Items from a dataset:
--- Begin ---

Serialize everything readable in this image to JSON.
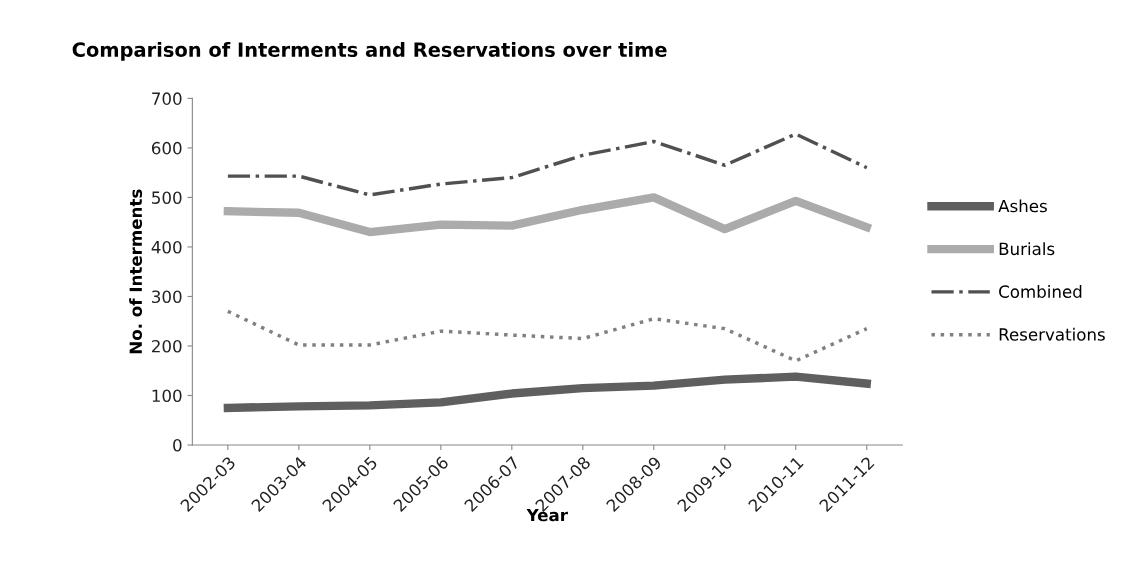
{
  "chart_data": {
    "type": "line",
    "title": "Comparison of Interments and Reservations over time",
    "xlabel": "Year",
    "ylabel": "No. of Interments",
    "categories": [
      "2002-03",
      "2003-04",
      "2004-05",
      "2005-06",
      "2006-07",
      "2007-08",
      "2008-09",
      "2009-10",
      "2010-11",
      "2011-12"
    ],
    "series": [
      {
        "name": "Ashes",
        "color": "#5f5f5f",
        "line_style": "solid",
        "values": [
          75,
          78,
          80,
          86,
          104,
          115,
          120,
          132,
          138,
          124
        ]
      },
      {
        "name": "Burials",
        "color": "#ababab",
        "line_style": "solid",
        "values": [
          472,
          469,
          430,
          445,
          443,
          475,
          500,
          436,
          493,
          440
        ]
      },
      {
        "name": "Combined",
        "color": "#505050",
        "line_style": "dashdot",
        "values": [
          543,
          543,
          505,
          527,
          540,
          585,
          613,
          565,
          628,
          560
        ]
      },
      {
        "name": "Reservations",
        "color": "#808080",
        "line_style": "dotted",
        "values": [
          270,
          202,
          202,
          230,
          222,
          215,
          255,
          235,
          170,
          235
        ]
      }
    ],
    "ylim": [
      0,
      700
    ],
    "yticks": [
      0,
      100,
      200,
      300,
      400,
      500,
      600,
      700
    ],
    "grid": false,
    "legend": "right",
    "marker": "none"
  }
}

--- End ---

WHAT YOU ARE ASKED TO DO — Exclude every picture and copy the remaining data exactly.

SOLVED PROBLEM —
Serialize everything readable in this image to JSON.
{
  "chart_data": {
    "type": "line",
    "title": "Comparison of Interments and Reservations over time",
    "xlabel": "Year",
    "ylabel": "No. of Interments",
    "categories": [
      "2002-03",
      "2003-04",
      "2004-05",
      "2005-06",
      "2006-07",
      "2007-08",
      "2008-09",
      "2009-10",
      "2010-11",
      "2011-12"
    ],
    "series": [
      {
        "name": "Ashes",
        "color": "#5f5f5f",
        "line_style": "solid",
        "values": [
          75,
          78,
          80,
          86,
          104,
          115,
          120,
          132,
          138,
          124
        ]
      },
      {
        "name": "Burials",
        "color": "#ababab",
        "line_style": "solid",
        "values": [
          472,
          469,
          430,
          445,
          443,
          475,
          500,
          436,
          493,
          440
        ]
      },
      {
        "name": "Combined",
        "color": "#505050",
        "line_style": "dashdot",
        "values": [
          543,
          543,
          505,
          527,
          540,
          585,
          613,
          565,
          628,
          560
        ]
      },
      {
        "name": "Reservations",
        "color": "#808080",
        "line_style": "dotted",
        "values": [
          270,
          202,
          202,
          230,
          222,
          215,
          255,
          235,
          170,
          235
        ]
      }
    ],
    "ylim": [
      0,
      700
    ],
    "yticks": [
      0,
      100,
      200,
      300,
      400,
      500,
      600,
      700
    ],
    "grid": false,
    "legend": "right",
    "marker": "none"
  }
}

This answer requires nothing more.